— start Excerpted records —

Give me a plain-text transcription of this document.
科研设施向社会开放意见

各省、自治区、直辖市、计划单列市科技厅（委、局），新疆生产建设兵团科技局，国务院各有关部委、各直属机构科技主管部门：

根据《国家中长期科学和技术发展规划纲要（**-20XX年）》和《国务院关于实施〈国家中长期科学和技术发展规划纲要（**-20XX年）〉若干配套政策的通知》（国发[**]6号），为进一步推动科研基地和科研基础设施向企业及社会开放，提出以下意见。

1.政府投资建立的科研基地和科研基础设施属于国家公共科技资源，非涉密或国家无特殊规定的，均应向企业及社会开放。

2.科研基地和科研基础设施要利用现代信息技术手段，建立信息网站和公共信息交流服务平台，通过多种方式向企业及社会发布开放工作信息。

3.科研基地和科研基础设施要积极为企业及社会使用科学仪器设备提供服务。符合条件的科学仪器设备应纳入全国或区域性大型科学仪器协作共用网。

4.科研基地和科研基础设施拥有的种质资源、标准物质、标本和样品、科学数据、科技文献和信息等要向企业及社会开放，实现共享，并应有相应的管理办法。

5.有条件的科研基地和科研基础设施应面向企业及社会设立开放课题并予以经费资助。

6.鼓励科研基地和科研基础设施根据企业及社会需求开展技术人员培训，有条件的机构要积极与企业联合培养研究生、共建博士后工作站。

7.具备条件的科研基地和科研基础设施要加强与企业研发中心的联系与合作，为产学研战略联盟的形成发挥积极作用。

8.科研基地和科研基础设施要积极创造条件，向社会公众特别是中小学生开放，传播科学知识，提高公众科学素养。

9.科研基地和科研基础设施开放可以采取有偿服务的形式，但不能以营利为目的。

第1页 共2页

— end Excerpted records —

## What is required
Set down all of the entries exactly, please.

## Response
Give me a plain-text transcription of this document.
科研设施向社会开放意见

各省、自治区、直辖市、计划单列市科技厅（委、局），新疆生产建设兵团科技局，国务院各有关部委、各直属机构科技主管部门：

根据《国家中长期科学和技术发展规划纲要（**-20XX年）》和《国务院关于实施〈国家中长期科学和技术发展规划纲要（**-20XX年）〉若干配套政策的通知》（国发[**]6号），为进一步推动科研基地和科研基础设施向企业及社会开放，提出以下意见。

1.政府投资建立的科研基地和科研基础设施属于国家公共科技资源，非涉密或国家无特殊规定的，均应向企业及社会开放。

2.科研基地和科研基础设施要利用现代信息技术手段，建立信息网站和公共信息交流服务平台，通过多种方式向企业及社会发布开放工作信息。

3.科研基地和科研基础设施要积极为企业及社会使用科学仪器设备提供服务。符合条件的科学仪器设备应纳入全国或区域性大型科学仪器协作共用网。

4.科研基地和科研基础设施拥有的种质资源、标准物质、标本和样品、科学数据、科技文献和信息等要向企业及社会开放，实现共享，并应有相应的管理办法。

5.有条件的科研基地和科研基础设施应面向企业及社会设立开放课题并予以经费资助。

6.鼓励科研基地和科研基础设施根据企业及社会需求开展技术人员培训，有条件的机构要积极与企业联合培养研究生、共建博士后工作站。

7.具备条件的科研基地和科研基础设施要加强与企业研发中心的联系与合作，为产学研战略联盟的形成发挥积极作用。

8.科研基地和科研基础设施要积极创造条件，向社会公众特别是中小学生开放，传播科学知识，提高公众科学素养。

9.科研基地和科研基础设施开放可以采取有偿服务的形式，但不能以营利为目的。

第1页 共2页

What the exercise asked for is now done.